*Given entries*:
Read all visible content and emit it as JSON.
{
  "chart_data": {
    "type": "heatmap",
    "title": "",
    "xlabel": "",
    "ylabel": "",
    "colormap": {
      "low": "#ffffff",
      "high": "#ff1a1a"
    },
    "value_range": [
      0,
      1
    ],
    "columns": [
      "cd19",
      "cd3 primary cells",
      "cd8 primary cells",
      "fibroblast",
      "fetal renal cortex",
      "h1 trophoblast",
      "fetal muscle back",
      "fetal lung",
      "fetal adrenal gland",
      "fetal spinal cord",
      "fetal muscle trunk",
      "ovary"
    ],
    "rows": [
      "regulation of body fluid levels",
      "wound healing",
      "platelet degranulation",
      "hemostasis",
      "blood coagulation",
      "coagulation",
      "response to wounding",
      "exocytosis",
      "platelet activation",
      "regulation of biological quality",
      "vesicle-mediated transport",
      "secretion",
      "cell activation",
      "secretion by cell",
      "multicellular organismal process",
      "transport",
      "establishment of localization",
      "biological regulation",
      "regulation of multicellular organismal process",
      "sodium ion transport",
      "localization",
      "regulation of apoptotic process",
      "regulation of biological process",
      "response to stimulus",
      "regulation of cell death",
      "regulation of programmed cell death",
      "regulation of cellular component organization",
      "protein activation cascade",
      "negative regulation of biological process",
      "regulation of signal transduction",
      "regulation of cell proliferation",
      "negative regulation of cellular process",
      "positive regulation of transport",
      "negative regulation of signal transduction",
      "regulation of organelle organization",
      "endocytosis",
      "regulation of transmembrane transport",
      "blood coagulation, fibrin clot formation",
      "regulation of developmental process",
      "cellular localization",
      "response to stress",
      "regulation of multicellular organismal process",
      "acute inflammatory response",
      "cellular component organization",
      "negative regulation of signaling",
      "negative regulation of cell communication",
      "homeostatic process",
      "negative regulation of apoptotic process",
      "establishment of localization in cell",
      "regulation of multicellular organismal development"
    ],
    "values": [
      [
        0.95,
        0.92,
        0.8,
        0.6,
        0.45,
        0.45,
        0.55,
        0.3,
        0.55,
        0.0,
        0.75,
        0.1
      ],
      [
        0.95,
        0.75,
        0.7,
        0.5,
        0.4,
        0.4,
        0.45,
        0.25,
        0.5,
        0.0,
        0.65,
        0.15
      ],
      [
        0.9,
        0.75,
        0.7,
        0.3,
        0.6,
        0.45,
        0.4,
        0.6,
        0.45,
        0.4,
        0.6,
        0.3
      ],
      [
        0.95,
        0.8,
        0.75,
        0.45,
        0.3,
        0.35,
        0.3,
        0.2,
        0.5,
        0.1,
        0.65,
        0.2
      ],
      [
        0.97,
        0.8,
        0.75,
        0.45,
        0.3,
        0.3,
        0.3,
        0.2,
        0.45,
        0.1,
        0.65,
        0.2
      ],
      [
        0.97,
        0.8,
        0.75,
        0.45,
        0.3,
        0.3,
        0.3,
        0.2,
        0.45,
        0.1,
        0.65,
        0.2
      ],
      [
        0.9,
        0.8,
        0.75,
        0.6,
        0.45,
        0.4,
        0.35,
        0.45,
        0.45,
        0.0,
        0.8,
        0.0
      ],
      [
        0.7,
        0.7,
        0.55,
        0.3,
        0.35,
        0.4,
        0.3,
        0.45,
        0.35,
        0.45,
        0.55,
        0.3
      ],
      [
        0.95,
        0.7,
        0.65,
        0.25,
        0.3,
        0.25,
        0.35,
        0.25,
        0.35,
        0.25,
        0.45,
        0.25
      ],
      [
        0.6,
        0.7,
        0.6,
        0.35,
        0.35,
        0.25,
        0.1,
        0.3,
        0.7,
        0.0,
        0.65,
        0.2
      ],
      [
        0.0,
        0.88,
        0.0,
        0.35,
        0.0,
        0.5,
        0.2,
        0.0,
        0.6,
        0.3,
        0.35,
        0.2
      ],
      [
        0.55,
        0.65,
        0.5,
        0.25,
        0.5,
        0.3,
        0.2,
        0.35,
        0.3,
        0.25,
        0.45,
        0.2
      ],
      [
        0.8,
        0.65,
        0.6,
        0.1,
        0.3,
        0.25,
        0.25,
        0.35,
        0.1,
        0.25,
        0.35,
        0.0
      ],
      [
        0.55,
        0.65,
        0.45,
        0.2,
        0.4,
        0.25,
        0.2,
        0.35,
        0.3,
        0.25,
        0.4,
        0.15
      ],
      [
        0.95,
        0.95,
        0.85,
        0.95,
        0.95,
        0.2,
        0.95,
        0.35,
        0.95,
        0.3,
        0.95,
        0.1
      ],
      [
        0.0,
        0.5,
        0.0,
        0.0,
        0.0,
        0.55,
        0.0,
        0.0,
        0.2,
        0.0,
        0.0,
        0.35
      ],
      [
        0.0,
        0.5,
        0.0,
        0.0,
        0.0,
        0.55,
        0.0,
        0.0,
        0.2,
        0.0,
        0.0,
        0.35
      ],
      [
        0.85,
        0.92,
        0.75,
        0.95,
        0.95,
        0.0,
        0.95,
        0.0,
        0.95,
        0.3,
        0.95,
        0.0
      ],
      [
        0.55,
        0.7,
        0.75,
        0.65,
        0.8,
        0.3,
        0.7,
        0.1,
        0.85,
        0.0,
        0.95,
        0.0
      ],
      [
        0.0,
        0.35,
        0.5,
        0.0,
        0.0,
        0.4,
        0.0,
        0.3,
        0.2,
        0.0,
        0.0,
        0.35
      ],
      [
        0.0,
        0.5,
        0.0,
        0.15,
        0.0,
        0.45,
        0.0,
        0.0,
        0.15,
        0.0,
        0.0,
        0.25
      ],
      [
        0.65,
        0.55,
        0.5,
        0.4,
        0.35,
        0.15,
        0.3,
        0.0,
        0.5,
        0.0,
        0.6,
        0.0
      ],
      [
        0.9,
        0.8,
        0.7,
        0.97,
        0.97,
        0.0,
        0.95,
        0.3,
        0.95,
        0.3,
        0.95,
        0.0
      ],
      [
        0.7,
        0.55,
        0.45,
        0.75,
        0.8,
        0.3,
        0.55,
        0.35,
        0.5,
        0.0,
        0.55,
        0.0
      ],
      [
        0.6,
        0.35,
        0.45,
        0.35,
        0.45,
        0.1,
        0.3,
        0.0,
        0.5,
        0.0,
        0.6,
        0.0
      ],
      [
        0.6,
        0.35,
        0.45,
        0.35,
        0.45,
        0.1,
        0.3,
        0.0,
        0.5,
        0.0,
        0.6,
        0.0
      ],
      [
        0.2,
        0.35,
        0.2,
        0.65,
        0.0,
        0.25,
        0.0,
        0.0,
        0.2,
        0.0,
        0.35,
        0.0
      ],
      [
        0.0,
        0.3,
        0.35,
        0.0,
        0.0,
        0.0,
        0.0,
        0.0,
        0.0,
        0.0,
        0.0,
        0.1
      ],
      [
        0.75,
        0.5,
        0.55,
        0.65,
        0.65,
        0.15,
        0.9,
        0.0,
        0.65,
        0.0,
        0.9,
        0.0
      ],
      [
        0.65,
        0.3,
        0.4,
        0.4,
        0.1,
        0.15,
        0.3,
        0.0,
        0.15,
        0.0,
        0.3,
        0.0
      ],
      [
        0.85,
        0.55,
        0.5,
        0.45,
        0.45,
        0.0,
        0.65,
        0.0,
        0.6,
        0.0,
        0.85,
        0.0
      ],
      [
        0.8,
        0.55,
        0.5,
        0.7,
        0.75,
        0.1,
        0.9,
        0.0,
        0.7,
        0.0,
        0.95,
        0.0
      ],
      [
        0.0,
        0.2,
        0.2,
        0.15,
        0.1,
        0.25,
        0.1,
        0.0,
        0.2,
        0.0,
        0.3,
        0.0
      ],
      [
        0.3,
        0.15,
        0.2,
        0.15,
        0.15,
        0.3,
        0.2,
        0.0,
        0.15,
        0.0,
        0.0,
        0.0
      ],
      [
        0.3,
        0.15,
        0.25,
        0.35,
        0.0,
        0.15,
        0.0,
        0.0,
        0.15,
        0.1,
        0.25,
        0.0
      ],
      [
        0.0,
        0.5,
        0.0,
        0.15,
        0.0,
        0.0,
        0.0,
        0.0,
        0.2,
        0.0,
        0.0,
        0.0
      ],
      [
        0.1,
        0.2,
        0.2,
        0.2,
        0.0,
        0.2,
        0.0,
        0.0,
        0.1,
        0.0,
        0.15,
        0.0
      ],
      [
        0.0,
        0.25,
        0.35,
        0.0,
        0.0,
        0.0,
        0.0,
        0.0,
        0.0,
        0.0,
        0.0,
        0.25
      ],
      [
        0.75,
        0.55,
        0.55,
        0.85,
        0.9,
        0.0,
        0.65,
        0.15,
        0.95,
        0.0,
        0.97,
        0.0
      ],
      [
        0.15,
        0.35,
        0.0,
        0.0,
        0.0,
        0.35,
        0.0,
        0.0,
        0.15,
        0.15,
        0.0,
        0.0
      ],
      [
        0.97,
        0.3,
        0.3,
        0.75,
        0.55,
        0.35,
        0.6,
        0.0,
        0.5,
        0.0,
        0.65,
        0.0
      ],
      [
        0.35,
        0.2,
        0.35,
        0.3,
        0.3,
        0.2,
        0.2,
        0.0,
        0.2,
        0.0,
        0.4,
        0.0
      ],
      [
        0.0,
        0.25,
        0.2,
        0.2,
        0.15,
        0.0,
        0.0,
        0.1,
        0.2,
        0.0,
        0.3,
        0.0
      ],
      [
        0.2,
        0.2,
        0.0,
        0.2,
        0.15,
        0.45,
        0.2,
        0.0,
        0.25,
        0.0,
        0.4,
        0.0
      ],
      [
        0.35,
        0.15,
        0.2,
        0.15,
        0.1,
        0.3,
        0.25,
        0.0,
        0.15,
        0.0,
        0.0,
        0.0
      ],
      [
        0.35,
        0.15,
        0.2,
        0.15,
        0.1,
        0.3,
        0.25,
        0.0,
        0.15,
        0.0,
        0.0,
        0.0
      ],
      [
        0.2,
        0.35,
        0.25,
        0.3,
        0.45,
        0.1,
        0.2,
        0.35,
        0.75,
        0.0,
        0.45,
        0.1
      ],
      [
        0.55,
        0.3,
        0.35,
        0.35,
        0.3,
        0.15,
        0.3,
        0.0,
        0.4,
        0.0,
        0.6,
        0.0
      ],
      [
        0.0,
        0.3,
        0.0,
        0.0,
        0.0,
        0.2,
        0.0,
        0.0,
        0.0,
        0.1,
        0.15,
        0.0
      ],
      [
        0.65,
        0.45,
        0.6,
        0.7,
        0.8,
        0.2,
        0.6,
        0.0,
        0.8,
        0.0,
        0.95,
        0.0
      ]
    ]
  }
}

*What you have to do*: If a line in the listing holds the word "establishment", list that line.

*Response to this exercise*:
      "establishment of localization",
      "establishment of localization in cell",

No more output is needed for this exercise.